:: Source excerpt ::

Smooth talk and fake messages of love can lure victims in. But romance scammers also develop and deploy tech tricks to help convince their targets that their elaborate storylines are real.

Here are three key tech tactics that proved very effective in a romance scam case where a woman lost all her money to tech-savvy crooks.

 Watch here:

The Scheme

Long after the scam is over, Elizabeth --- not her real name --- is still shaken.

"He would call me almost every night, except when he said he was on an airplane," she said. "It was a very, very sophisticated scheme."

A ring of criminals posed as a man going by the name 'Michael Lawrence.' He claimed to be the head of an oil and gas company, from Italy and living in the U.S. Not just anywhere in the U.S., but in Georgia not far from Elizabeth herself.

How did she know?

"On Bumble's site it showed him in the same state. It showed him close by," she said.

They met on Bumble, a dating app that requires you to use your location, determined by your Wi-Fi and GPS. The app showed him not only nearby in Georgia, but also in Washington, D.C. at the very moment he said he was speaking at a conference there.

"He actually sent me photographs of a conference that he was at," she said. "He was on a board and he told me all about it. "

But the pictures of Michael Lawrence were stolen from a man named Alexei Sitnikov in Russia. And the story of conferences in D.C. and an international oil and gas business were false.

How did they do it?

Tech Trick #1: App Location

No need to hack the app.

Bumble has a special feature called travel mode where you can set your location to a city you're about to visit for seven days.

:::
:: Record list ::

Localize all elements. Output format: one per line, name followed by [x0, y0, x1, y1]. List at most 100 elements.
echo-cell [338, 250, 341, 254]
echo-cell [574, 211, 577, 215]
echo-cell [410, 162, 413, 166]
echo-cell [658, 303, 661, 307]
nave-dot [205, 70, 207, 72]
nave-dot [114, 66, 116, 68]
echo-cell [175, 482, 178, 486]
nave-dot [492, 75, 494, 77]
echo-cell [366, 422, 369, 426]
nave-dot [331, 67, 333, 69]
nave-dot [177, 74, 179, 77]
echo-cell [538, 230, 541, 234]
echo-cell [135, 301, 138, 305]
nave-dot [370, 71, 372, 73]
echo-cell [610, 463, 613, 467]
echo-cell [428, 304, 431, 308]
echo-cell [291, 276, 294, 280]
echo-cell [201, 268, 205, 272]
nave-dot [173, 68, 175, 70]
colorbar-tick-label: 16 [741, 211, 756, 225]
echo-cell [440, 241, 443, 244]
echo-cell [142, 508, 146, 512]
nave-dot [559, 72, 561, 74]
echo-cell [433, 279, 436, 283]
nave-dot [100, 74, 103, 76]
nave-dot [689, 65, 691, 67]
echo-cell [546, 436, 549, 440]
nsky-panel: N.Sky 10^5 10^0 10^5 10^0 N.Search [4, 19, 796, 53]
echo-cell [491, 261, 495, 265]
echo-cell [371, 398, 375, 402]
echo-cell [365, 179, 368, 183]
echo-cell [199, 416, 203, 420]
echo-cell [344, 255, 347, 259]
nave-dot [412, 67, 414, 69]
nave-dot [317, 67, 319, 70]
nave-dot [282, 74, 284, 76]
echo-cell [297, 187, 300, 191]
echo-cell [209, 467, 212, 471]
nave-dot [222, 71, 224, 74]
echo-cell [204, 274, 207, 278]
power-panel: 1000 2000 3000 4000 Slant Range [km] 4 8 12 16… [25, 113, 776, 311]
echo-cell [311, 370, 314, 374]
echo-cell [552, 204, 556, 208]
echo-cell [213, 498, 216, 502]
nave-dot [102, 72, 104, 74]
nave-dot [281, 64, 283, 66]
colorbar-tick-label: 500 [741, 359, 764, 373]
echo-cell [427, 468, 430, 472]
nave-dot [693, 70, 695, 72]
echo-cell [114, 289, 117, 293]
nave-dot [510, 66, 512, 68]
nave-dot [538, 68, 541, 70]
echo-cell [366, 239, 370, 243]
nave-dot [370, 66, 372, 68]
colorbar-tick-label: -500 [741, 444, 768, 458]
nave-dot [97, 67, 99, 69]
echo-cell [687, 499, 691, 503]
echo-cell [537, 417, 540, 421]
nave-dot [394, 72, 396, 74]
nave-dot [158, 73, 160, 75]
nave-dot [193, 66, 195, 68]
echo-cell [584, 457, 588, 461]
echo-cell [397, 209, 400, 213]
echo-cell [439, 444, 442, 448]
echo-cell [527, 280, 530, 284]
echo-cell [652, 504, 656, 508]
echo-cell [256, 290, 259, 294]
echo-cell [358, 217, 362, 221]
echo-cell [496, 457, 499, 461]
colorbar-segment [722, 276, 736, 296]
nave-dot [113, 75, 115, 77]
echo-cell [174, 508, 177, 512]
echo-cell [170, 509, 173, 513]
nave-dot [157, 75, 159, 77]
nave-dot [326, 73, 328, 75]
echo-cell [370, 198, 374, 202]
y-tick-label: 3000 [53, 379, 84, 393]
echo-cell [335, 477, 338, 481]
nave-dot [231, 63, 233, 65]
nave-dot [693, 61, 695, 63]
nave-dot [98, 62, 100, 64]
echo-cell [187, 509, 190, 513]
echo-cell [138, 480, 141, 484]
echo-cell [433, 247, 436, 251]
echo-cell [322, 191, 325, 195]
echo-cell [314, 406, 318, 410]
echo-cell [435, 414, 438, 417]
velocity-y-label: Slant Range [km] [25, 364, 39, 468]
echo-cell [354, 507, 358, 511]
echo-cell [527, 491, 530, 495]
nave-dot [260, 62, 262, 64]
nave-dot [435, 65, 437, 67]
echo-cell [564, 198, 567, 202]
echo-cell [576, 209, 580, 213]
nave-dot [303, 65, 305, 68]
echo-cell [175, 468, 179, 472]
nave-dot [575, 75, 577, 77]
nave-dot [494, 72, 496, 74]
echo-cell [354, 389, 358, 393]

:::

Tasks to perform:
a - From the romance scam article, copy out word for word the passage starting with "A ring of criminals" and going on through "a conference there.".
b - Answer these questions using the romance scam article:
(i) On which dating app did Elizabeth and "Michael Lawrence" meet?
(ii) From whom were the pictures of Michael Lawrence stolen?
(iii) For how many days does Bumble's travel mode let you set your location to another city?
c - Sum up the romance scam article in two sentences.

Complete answers:
a -
A ring of criminals posed as a man going by the name 'Michael Lawrence.' He claimed to be the head of an oil and gas company, from Italy and living in the U.S. Not just anywhere in the U.S., but in Georgia not far from Elizabeth herself.

How did she know?

"On Bumble's site it showed him in the same state. It showed him close by," she said.

They met on Bumble, a dating app that requires you to use your location, determined by your Wi-Fi and GPS. The app showed him not only nearby in Georgia, but also in Washington, D.C. at the very moment he said he was speaking at a conference there.

b -
(i) Bumble.
(ii) A man named Alexei Sitnikov in Russia.
(iii) Seven days.

c - A ring of criminals posed as "Michael Lawrence," an oil and gas company head supposedly living in Georgia, and used stolen photos and tech tricks to convince a woman on Bumble that his story was real. Bumble showed him nearby and even in Washington, D.C. during a claimed conference, with no hacking needed, because the app's travel mode lets users set their location to another city for seven days.